| INSTRUCTIONS FOR THE TASK |
Restate all of the data exactly.

| EXERCISE DATA |

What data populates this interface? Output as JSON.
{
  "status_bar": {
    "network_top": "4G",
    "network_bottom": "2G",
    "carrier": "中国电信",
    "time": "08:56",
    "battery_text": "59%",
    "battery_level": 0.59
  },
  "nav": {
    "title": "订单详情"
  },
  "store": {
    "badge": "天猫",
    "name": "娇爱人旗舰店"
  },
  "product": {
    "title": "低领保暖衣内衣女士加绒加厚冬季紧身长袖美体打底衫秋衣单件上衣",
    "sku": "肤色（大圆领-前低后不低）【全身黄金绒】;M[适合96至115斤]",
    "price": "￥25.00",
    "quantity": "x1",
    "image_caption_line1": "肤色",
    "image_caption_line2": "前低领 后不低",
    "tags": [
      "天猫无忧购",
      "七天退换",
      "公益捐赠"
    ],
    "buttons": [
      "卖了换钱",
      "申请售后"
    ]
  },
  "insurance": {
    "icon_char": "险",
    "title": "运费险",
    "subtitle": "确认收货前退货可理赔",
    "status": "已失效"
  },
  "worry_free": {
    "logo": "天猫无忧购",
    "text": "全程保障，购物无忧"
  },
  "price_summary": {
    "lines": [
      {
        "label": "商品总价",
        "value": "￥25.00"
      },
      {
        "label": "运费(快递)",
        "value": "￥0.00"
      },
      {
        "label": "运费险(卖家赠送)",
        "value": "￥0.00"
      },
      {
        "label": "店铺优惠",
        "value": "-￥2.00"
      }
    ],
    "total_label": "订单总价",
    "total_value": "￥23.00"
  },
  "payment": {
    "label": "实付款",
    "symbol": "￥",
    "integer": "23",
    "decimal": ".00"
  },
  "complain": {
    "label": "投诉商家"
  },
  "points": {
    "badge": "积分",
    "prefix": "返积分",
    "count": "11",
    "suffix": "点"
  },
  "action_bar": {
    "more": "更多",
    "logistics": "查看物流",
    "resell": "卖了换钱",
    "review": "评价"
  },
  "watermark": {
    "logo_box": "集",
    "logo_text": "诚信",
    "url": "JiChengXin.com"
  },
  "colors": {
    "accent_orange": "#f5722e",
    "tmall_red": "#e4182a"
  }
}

| COMPLETE RESPONSE |
What data populates this interface? Output as JSON.
{
  "status_bar": {
    "network_top": "4G",
    "network_bottom": "2G",
    "carrier": "中国电信",
    "time": "08:56",
    "battery_text": "59%",
    "battery_level": 0.59
  },
  "nav": {
    "title": "订单详情"
  },
  "store": {
    "badge": "天猫",
    "name": "娇爱人旗舰店"
  },
  "product": {
    "title": "低领保暖衣内衣女士加绒加厚冬季紧身长袖美体打底衫秋衣单件上衣",
    "sku": "肤色（大圆领-前低后不低）【全身黄金绒】;M[适合96至115斤]",
    "price": "￥25.00",
    "quantity": "x1",
    "image_caption_line1": "肤色",
    "image_caption_line2": "前低领 后不低",
    "tags": [
      "天猫无忧购",
      "七天退换",
      "公益捐赠"
    ],
    "buttons": [
      "卖了换钱",
      "申请售后"
    ]
  },
  "insurance": {
    "icon_char": "险",
    "title": "运费险",
    "subtitle": "确认收货前退货可理赔",
    "status": "已失效"
  },
  "worry_free": {
    "logo": "天猫无忧购",
    "text": "全程保障，购物无忧"
  },
  "price_summary": {
    "lines": [
      {
        "label": "商品总价",
        "value": "￥25.00"
      },
      {
        "label": "运费(快递)",
        "value": "￥0.00"
      },
      {
        "label": "运费险(卖家赠送)",
        "value": "￥0.00"
      },
      {
        "label": "店铺优惠",
        "value": "-￥2.00"
      }
    ],
    "total_label": "订单总价",
    "total_value": "￥23.00"
  },
  "payment": {
    "label": "实付款",
    "symbol": "￥",
    "integer": "23",
    "decimal": ".00"
  },
  "complain": {
    "label": "投诉商家"
  },
  "points": {
    "badge": "积分",
    "prefix": "返积分",
    "count": "11",
    "suffix": "点"
  },
  "action_bar": {
    "more": "更多",
    "logistics": "查看物流",
    "resell": "卖了换钱",
    "review": "评价"
  },
  "watermark": {
    "logo_box": "集",
    "logo_text": "诚信",
    "url": "JiChengXin.com"
  },
  "colors": {
    "accent_orange": "#f5722e",
    "tmall_red": "#e4182a"
  }
}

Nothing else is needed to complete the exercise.